• **What you need to do**
Copy out the listing in full, exactly as written, but not its pictures.

• **Data extract**
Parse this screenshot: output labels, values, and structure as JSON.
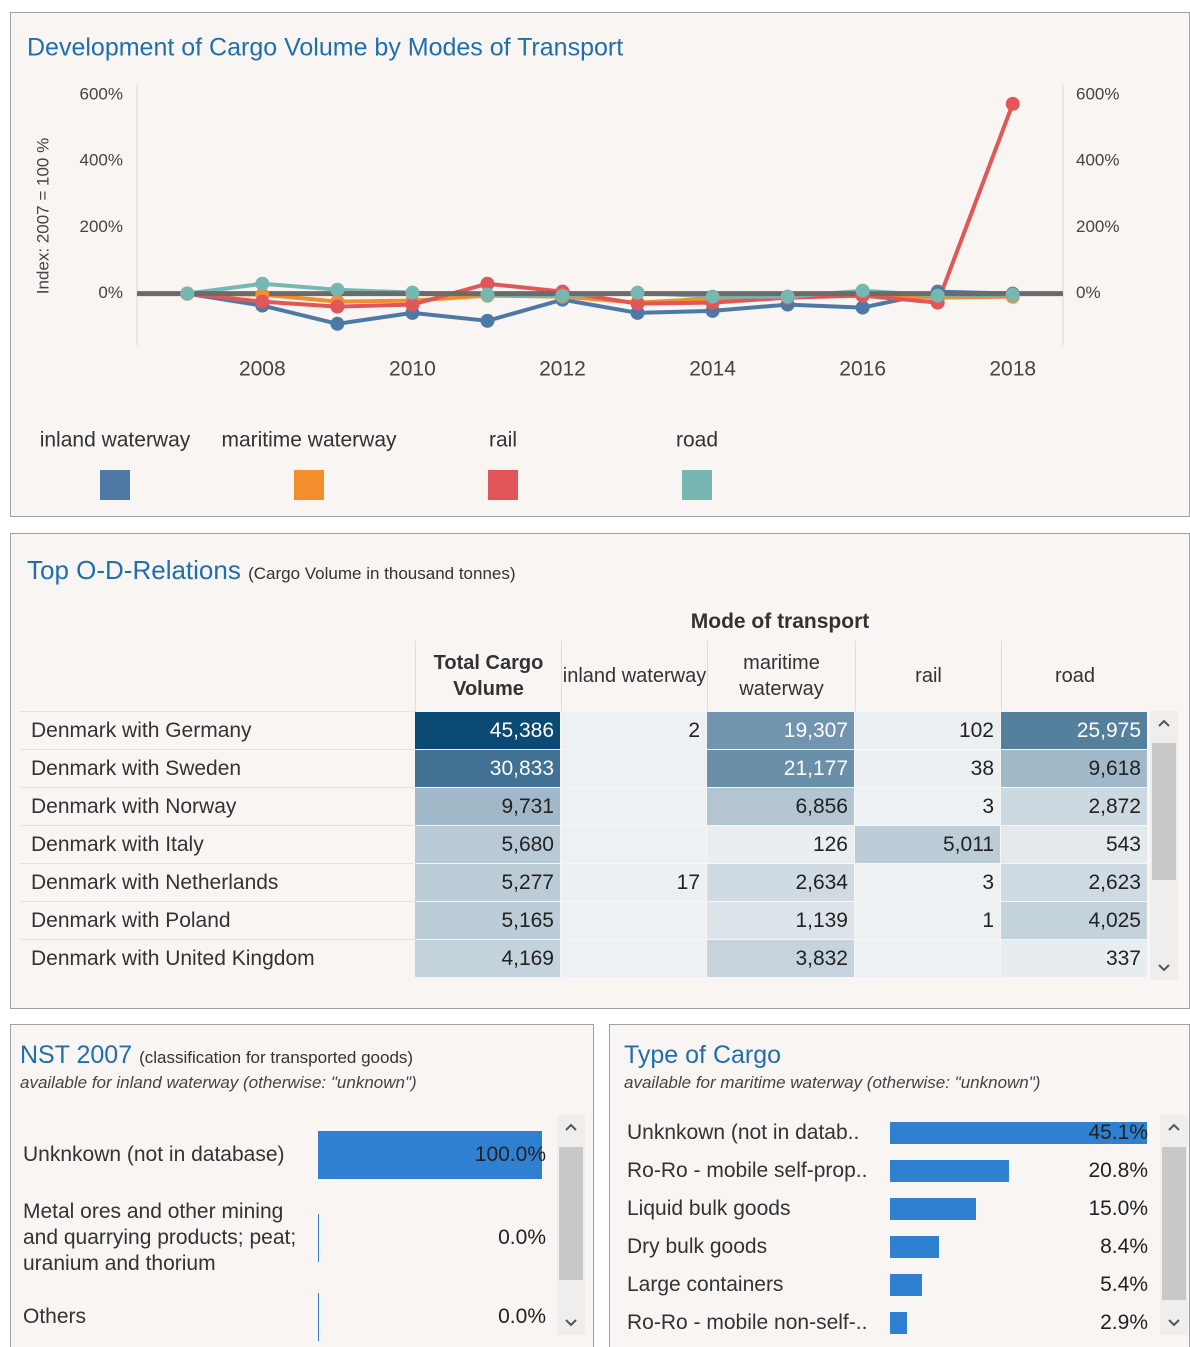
{
  "chart_data": [
    {
      "type": "line",
      "title": "Development of Cargo Volume by Modes of Transport",
      "y_label": "Index: 2007 = 100 %",
      "x": [
        2007,
        2008,
        2009,
        2010,
        2011,
        2012,
        2013,
        2014,
        2015,
        2016,
        2017,
        2018
      ],
      "xlim": [
        2006.33,
        2018.67
      ],
      "xticks": [
        2008,
        2010,
        2012,
        2014,
        2016,
        2018
      ],
      "ylim": [
        -155,
        630
      ],
      "yticks": [
        {
          "value": 0,
          "label": "0%"
        },
        {
          "value": 200,
          "label": "200%"
        },
        {
          "value": 400,
          "label": "400%"
        },
        {
          "value": 600,
          "label": "600%"
        }
      ],
      "y2lim": [
        -155,
        630
      ],
      "y2ticks": [
        {
          "value": 0,
          "label": "0%"
        },
        {
          "value": 200,
          "label": "200%"
        },
        {
          "value": 400,
          "label": "400%"
        },
        {
          "value": 600,
          "label": "600%"
        }
      ],
      "reference_line": 0,
      "grid": false,
      "legend": "bottom",
      "series": [
        {
          "name": "inland waterway",
          "color": "#4e79a7",
          "values": [
            0,
            -36,
            -91,
            -58,
            -82,
            -18,
            -58,
            -52,
            -33,
            -42,
            6,
            0
          ]
        },
        {
          "name": "maritime waterway",
          "color": "#f28e2b",
          "values": [
            0,
            -3,
            -24,
            -21,
            -6,
            -9,
            -27,
            -15,
            -9,
            -6,
            -12,
            -9
          ]
        },
        {
          "name": "rail",
          "color": "#e15759",
          "values": [
            0,
            -24,
            -39,
            -33,
            30,
            6,
            -30,
            -27,
            -12,
            -6,
            -27,
            573
          ]
        },
        {
          "name": "road",
          "color": "#76b7b2",
          "values": [
            0,
            30,
            12,
            3,
            -3,
            -6,
            3,
            -9,
            -9,
            9,
            -6,
            -3
          ]
        }
      ]
    },
    {
      "type": "hbar",
      "title": "NST 2007",
      "subtitle": "(classification for transported goods)",
      "note": "available for inland waterway (otherwise: \"unknown\")",
      "categories": [
        "Unknkown (not in database)",
        "Metal ores and other mining and quarrying products; peat; uranium and thorium",
        "Others"
      ],
      "values": [
        100,
        0,
        0
      ],
      "value_labels": [
        "100.0%",
        "0.0%",
        "0.0%"
      ],
      "xlim": [
        0,
        100
      ],
      "color": "#2f80d1"
    },
    {
      "type": "hbar",
      "title": "Type of Cargo",
      "note": "available for maritime waterway (otherwise: \"unknown\")",
      "categories": [
        "Unknkown (not in datab..",
        "Ro-Ro - mobile self-prop..",
        "Liquid bulk goods",
        "Dry bulk goods",
        "Large containers",
        "Ro-Ro - mobile non-self-.."
      ],
      "values": [
        45.1,
        20.8,
        15.0,
        8.4,
        5.4,
        2.9
      ],
      "value_labels": [
        "45.1%",
        "20.8%",
        "15.0%",
        "8.4%",
        "5.4%",
        "2.9%"
      ],
      "xlim": [
        0,
        45.5
      ],
      "color": "#2f80d1"
    }
  ],
  "table": {
    "title": "Top O-D-Relations",
    "subtitle": "(Cargo Volume in thousand tonnes)",
    "group_header": "Mode of transport",
    "columns": [
      "Total Cargo Volume",
      "inland waterway",
      "maritime waterway",
      "rail",
      "road"
    ],
    "rows": [
      {
        "label": "Denmark with Germany",
        "values": [
          45386,
          2,
          19307,
          102,
          25975
        ],
        "value_labels": [
          "45,386",
          "2",
          "19,307",
          "102",
          "25,975"
        ]
      },
      {
        "label": "Denmark with Sweden",
        "values": [
          30833,
          null,
          21177,
          38,
          9618
        ],
        "value_labels": [
          "30,833",
          null,
          "21,177",
          "38",
          "9,618"
        ]
      },
      {
        "label": "Denmark with Norway",
        "values": [
          9731,
          null,
          6856,
          3,
          2872
        ],
        "value_labels": [
          "9,731",
          null,
          "6,856",
          "3",
          "2,872"
        ]
      },
      {
        "label": "Denmark with Italy",
        "values": [
          5680,
          null,
          126,
          5011,
          543
        ],
        "value_labels": [
          "5,680",
          null,
          "126",
          "5,011",
          "543"
        ]
      },
      {
        "label": "Denmark with Netherlands",
        "values": [
          5277,
          17,
          2634,
          3,
          2623
        ],
        "value_labels": [
          "5,277",
          "17",
          "2,634",
          "3",
          "2,623"
        ]
      },
      {
        "label": "Denmark with Poland",
        "values": [
          5165,
          null,
          1139,
          1,
          4025
        ],
        "value_labels": [
          "5,165",
          null,
          "1,139",
          "1",
          "4,025"
        ]
      },
      {
        "label": "Denmark with United Kingdom",
        "values": [
          4169,
          null,
          3832,
          null,
          337
        ],
        "value_labels": [
          "4,169",
          null,
          "3,832",
          null,
          "337"
        ]
      }
    ]
  }
}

• **Correct output**
Parse this screenshot: output labels, values, and structure as JSON.
{
  "chart_data": [
    {
      "type": "line",
      "title": "Development of Cargo Volume by Modes of Transport",
      "y_label": "Index: 2007 = 100 %",
      "x": [
        2007,
        2008,
        2009,
        2010,
        2011,
        2012,
        2013,
        2014,
        2015,
        2016,
        2017,
        2018
      ],
      "xlim": [
        2006.33,
        2018.67
      ],
      "xticks": [
        2008,
        2010,
        2012,
        2014,
        2016,
        2018
      ],
      "ylim": [
        -155,
        630
      ],
      "yticks": [
        {
          "value": 0,
          "label": "0%"
        },
        {
          "value": 200,
          "label": "200%"
        },
        {
          "value": 400,
          "label": "400%"
        },
        {
          "value": 600,
          "label": "600%"
        }
      ],
      "y2lim": [
        -155,
        630
      ],
      "y2ticks": [
        {
          "value": 0,
          "label": "0%"
        },
        {
          "value": 200,
          "label": "200%"
        },
        {
          "value": 400,
          "label": "400%"
        },
        {
          "value": 600,
          "label": "600%"
        }
      ],
      "reference_line": 0,
      "grid": false,
      "legend": "bottom",
      "series": [
        {
          "name": "inland waterway",
          "color": "#4e79a7",
          "values": [
            0,
            -36,
            -91,
            -58,
            -82,
            -18,
            -58,
            -52,
            -33,
            -42,
            6,
            0
          ]
        },
        {
          "name": "maritime waterway",
          "color": "#f28e2b",
          "values": [
            0,
            -3,
            -24,
            -21,
            -6,
            -9,
            -27,
            -15,
            -9,
            -6,
            -12,
            -9
          ]
        },
        {
          "name": "rail",
          "color": "#e15759",
          "values": [
            0,
            -24,
            -39,
            -33,
            30,
            6,
            -30,
            -27,
            -12,
            -6,
            -27,
            573
          ]
        },
        {
          "name": "road",
          "color": "#76b7b2",
          "values": [
            0,
            30,
            12,
            3,
            -3,
            -6,
            3,
            -9,
            -9,
            9,
            -6,
            -3
          ]
        }
      ]
    },
    {
      "type": "hbar",
      "title": "NST 2007",
      "subtitle": "(classification for transported goods)",
      "note": "available for inland waterway (otherwise: \"unknown\")",
      "categories": [
        "Unknkown (not in database)",
        "Metal ores and other mining and quarrying products; peat; uranium and thorium",
        "Others"
      ],
      "values": [
        100,
        0,
        0
      ],
      "value_labels": [
        "100.0%",
        "0.0%",
        "0.0%"
      ],
      "xlim": [
        0,
        100
      ],
      "color": "#2f80d1"
    },
    {
      "type": "hbar",
      "title": "Type of Cargo",
      "note": "available for maritime waterway (otherwise: \"unknown\")",
      "categories": [
        "Unknkown (not in datab..",
        "Ro-Ro - mobile self-prop..",
        "Liquid bulk goods",
        "Dry bulk goods",
        "Large containers",
        "Ro-Ro - mobile non-self-.."
      ],
      "values": [
        45.1,
        20.8,
        15.0,
        8.4,
        5.4,
        2.9
      ],
      "value_labels": [
        "45.1%",
        "20.8%",
        "15.0%",
        "8.4%",
        "5.4%",
        "2.9%"
      ],
      "xlim": [
        0,
        45.5
      ],
      "color": "#2f80d1"
    }
  ],
  "table": {
    "title": "Top O-D-Relations",
    "subtitle": "(Cargo Volume in thousand tonnes)",
    "group_header": "Mode of transport",
    "columns": [
      "Total Cargo Volume",
      "inland waterway",
      "maritime waterway",
      "rail",
      "road"
    ],
    "rows": [
      {
        "label": "Denmark with Germany",
        "values": [
          45386,
          2,
          19307,
          102,
          25975
        ],
        "value_labels": [
          "45,386",
          "2",
          "19,307",
          "102",
          "25,975"
        ]
      },
      {
        "label": "Denmark with Sweden",
        "values": [
          30833,
          null,
          21177,
          38,
          9618
        ],
        "value_labels": [
          "30,833",
          null,
          "21,177",
          "38",
          "9,618"
        ]
      },
      {
        "label": "Denmark with Norway",
        "values": [
          9731,
          null,
          6856,
          3,
          2872
        ],
        "value_labels": [
          "9,731",
          null,
          "6,856",
          "3",
          "2,872"
        ]
      },
      {
        "label": "Denmark with Italy",
        "values": [
          5680,
          null,
          126,
          5011,
          543
        ],
        "value_labels": [
          "5,680",
          null,
          "126",
          "5,011",
          "543"
        ]
      },
      {
        "label": "Denmark with Netherlands",
        "values": [
          5277,
          17,
          2634,
          3,
          2623
        ],
        "value_labels": [
          "5,277",
          "17",
          "2,634",
          "3",
          "2,623"
        ]
      },
      {
        "label": "Denmark with Poland",
        "values": [
          5165,
          null,
          1139,
          1,
          4025
        ],
        "value_labels": [
          "5,165",
          null,
          "1,139",
          "1",
          "4,025"
        ]
      },
      {
        "label": "Denmark with United Kingdom",
        "values": [
          4169,
          null,
          3832,
          null,
          337
        ],
        "value_labels": [
          "4,169",
          null,
          "3,832",
          null,
          "337"
        ]
      }
    ]
  }
}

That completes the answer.